#### Raw records
▼
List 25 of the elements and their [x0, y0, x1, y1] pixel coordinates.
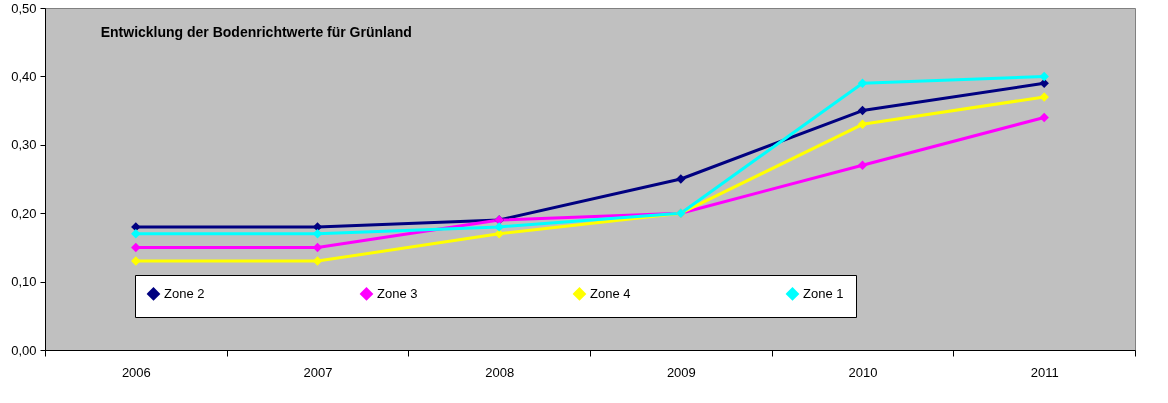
y-tick-label: 0,10 [11, 274, 37, 290]
y-tick-label: 0,00 [11, 342, 37, 358]
x-tick-label: 2010 [848, 364, 878, 380]
y-tick-label: 0,50 [11, 0, 37, 16]
x-tick-label: 2008 [485, 364, 515, 380]
legend-label: Zone 3 [377, 285, 418, 301]
x-tick-label: 2006 [121, 364, 151, 380]
point [857, 105, 868, 116]
point [131, 228, 141, 239]
x-tick-label: 2009 [666, 364, 696, 380]
x-tick-label: 2007 [303, 364, 333, 380]
legend-label: Zone 2 [164, 285, 205, 301]
point [857, 160, 868, 171]
point [857, 119, 868, 130]
y-tick-label: 0,40 [11, 68, 37, 84]
y-tick-label: 0,30 [11, 137, 37, 153]
point [1039, 71, 1049, 82]
point [857, 78, 868, 88]
legend-label: Zone 1 [803, 285, 844, 301]
x-tick-label: 2011 [1030, 364, 1059, 380]
text: Entwicklung der Bodenrichtwerte für Grünland [100, 24, 412, 40]
y-tick-label: 0,20 [11, 205, 37, 221]
point [494, 222, 504, 232]
legend-label: Zone 4 [590, 285, 631, 301]
point [1039, 112, 1049, 123]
▲
Please tally the lines above that contain the string "tick", treating case as significant, and give only the number.

#### The result
12